Problem to solve
Single out the lines of the material that contain "clean" and copy them.

Dataset records
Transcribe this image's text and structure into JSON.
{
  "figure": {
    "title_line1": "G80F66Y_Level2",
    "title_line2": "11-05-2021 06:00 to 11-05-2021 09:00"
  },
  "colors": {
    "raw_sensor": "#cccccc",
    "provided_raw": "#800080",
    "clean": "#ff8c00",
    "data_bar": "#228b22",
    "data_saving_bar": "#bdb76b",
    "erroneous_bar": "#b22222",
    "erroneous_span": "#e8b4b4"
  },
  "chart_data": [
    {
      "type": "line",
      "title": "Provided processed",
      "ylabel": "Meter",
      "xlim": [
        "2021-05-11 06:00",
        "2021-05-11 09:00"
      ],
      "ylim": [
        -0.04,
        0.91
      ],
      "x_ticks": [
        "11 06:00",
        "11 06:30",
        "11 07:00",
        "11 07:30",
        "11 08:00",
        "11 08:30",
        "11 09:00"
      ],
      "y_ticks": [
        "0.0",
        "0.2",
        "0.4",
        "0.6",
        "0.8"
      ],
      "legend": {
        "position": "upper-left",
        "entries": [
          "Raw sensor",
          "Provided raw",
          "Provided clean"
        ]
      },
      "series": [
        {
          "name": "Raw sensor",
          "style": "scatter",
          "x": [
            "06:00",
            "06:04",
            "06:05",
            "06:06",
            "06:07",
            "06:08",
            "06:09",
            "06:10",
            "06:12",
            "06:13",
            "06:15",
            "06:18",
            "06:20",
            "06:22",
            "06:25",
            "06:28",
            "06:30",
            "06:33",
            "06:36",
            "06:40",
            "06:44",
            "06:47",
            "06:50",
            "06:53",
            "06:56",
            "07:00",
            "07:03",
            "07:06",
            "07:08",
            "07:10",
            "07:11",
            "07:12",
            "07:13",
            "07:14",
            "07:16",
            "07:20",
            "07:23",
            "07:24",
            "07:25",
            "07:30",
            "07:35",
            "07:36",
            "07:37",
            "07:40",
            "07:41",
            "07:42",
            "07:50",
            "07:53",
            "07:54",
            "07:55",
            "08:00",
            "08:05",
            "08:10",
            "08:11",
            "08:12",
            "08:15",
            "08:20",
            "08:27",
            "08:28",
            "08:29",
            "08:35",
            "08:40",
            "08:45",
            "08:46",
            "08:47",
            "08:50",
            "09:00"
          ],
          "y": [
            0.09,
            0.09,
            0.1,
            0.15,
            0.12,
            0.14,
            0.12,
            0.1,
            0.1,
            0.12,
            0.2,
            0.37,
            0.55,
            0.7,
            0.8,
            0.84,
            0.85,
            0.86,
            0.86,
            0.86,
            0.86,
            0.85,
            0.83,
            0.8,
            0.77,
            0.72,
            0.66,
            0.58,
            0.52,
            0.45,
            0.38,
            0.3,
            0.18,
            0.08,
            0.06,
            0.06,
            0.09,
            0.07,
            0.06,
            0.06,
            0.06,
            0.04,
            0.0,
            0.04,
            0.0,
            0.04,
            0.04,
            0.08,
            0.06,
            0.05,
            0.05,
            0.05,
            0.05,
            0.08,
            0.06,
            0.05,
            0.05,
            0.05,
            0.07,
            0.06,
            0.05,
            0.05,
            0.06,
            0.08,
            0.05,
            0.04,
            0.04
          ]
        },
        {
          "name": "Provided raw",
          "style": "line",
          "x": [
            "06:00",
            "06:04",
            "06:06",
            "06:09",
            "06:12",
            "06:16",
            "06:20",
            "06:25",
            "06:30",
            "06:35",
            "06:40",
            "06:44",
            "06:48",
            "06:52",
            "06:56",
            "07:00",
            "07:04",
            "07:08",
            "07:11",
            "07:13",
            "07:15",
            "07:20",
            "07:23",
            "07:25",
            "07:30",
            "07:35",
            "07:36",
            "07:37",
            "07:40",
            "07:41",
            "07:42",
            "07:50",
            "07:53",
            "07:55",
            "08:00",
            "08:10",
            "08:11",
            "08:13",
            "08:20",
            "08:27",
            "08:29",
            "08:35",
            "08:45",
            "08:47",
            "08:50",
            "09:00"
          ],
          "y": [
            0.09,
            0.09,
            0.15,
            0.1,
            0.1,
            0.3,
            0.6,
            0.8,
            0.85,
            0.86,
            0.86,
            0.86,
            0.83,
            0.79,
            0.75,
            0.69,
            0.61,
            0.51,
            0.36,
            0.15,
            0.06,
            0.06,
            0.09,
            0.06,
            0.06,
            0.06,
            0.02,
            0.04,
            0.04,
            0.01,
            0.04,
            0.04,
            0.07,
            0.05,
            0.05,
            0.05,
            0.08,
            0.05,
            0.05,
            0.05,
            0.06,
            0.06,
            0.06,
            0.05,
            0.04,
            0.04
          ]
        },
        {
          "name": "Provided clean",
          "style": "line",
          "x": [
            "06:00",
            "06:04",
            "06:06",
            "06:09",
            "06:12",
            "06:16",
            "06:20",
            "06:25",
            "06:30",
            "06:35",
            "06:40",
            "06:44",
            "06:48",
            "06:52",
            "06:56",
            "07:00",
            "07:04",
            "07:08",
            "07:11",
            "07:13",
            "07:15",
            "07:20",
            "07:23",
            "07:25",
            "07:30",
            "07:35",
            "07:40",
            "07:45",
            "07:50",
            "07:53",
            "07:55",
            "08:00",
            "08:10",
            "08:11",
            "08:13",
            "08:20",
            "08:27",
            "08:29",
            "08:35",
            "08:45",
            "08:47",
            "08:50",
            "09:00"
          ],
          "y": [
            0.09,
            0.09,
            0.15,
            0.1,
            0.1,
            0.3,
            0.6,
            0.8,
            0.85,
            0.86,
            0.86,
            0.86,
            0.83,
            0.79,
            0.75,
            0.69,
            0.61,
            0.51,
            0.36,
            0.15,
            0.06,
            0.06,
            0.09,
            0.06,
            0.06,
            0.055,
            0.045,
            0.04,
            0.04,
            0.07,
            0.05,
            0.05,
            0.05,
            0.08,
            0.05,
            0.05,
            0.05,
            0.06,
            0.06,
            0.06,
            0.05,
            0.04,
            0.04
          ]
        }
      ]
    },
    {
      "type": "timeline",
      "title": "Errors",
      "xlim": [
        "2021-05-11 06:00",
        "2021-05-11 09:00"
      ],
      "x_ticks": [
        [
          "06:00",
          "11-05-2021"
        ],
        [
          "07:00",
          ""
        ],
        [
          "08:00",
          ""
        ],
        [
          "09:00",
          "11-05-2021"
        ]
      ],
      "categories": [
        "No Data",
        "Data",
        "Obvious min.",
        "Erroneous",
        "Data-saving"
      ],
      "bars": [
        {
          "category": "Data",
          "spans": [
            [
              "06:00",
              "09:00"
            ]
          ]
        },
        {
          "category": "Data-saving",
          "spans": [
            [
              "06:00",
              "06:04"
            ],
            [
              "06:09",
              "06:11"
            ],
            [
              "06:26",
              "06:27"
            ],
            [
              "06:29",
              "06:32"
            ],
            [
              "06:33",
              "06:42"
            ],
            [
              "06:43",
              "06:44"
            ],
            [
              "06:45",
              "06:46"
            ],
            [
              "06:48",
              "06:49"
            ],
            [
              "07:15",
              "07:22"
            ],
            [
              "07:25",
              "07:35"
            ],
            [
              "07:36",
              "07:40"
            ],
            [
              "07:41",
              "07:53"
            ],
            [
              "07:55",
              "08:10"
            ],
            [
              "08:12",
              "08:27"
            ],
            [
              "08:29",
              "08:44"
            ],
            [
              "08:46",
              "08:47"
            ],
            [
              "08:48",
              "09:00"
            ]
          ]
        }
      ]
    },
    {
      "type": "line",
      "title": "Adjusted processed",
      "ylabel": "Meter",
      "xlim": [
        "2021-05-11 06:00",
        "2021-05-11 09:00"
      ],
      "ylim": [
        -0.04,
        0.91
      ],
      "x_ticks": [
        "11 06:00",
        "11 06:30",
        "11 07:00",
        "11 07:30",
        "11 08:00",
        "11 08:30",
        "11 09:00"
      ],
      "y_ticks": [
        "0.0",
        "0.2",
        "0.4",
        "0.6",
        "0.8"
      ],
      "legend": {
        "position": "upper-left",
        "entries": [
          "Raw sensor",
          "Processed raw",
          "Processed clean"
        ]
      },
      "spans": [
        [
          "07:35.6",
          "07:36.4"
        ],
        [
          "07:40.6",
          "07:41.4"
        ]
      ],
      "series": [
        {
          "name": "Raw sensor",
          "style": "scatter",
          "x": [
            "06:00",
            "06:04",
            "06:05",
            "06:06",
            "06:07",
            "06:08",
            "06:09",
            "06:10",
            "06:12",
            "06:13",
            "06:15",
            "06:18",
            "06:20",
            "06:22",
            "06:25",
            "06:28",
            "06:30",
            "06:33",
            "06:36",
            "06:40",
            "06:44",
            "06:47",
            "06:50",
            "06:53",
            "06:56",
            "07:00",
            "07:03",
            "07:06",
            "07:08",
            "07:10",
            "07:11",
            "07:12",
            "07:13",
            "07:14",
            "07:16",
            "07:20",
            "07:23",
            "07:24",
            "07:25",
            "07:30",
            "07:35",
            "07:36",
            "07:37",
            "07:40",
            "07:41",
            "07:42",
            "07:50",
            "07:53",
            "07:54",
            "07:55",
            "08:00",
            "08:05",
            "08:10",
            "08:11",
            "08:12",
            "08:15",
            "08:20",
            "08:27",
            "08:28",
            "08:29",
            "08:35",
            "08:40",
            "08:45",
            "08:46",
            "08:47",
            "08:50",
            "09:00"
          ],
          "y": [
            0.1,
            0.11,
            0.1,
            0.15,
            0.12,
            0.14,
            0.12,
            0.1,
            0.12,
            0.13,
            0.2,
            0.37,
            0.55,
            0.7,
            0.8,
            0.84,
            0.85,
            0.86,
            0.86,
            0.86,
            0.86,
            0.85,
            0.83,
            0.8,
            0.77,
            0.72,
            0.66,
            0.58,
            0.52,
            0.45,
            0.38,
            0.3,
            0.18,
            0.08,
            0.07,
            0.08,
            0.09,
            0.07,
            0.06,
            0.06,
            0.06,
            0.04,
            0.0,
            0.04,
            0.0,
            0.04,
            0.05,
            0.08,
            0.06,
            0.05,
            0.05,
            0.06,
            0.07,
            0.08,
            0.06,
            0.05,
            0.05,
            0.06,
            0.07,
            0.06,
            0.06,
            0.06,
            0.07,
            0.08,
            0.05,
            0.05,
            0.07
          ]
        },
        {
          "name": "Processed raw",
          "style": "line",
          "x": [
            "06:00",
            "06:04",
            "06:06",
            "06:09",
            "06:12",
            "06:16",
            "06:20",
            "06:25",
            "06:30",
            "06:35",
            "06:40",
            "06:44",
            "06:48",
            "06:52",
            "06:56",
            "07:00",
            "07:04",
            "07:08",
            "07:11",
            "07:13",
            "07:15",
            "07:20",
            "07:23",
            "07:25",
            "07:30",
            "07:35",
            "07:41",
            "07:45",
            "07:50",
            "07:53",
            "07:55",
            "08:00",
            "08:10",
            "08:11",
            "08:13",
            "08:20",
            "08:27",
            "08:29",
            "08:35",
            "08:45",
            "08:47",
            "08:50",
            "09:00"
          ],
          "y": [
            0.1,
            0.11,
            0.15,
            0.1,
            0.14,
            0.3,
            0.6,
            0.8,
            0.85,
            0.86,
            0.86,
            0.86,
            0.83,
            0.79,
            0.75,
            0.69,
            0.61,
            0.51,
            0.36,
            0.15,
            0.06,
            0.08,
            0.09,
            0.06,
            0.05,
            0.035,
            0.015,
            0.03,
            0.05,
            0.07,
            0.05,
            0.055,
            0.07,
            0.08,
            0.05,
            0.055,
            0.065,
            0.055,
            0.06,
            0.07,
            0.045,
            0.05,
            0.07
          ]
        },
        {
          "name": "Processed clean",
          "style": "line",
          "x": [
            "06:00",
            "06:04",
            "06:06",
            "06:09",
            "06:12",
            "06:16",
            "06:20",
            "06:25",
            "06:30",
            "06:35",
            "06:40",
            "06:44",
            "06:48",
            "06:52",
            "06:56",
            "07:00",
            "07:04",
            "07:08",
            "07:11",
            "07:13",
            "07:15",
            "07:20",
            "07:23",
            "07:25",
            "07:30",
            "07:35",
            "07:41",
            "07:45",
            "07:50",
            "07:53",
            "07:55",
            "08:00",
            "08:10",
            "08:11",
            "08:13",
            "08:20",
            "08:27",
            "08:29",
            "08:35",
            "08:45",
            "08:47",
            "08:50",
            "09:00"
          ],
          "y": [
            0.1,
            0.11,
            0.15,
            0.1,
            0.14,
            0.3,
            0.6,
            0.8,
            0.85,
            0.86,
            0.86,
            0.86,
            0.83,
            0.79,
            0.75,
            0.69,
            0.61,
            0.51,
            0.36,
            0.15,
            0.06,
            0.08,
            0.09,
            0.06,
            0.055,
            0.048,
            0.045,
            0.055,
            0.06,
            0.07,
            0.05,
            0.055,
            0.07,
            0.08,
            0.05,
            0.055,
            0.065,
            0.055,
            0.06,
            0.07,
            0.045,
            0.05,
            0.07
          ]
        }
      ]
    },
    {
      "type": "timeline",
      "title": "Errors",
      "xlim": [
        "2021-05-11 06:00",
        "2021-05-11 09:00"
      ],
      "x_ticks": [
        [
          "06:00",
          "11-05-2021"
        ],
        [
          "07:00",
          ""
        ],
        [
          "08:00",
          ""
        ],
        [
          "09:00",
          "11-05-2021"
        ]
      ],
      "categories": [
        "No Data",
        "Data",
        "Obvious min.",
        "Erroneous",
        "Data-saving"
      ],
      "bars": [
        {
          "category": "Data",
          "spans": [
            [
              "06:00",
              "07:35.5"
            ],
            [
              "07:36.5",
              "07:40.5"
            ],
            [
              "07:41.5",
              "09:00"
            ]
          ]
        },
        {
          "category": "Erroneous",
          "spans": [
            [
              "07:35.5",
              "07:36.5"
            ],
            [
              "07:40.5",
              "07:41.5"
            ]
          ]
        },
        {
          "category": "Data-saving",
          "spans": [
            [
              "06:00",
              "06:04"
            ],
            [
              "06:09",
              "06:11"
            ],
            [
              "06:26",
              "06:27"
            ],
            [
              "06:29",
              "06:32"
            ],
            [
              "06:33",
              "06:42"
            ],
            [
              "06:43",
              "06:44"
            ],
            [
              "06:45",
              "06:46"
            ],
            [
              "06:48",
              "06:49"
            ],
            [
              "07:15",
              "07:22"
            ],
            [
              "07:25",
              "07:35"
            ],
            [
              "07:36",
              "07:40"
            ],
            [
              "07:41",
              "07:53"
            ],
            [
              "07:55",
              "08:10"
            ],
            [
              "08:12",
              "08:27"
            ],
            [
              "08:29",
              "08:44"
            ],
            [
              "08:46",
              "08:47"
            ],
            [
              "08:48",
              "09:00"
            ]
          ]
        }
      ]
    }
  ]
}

Correct answer
    "clean": "#ff8c00",
          "Provided clean"
          "name": "Provided clean",
          "Processed clean"
          "name": "Processed clean",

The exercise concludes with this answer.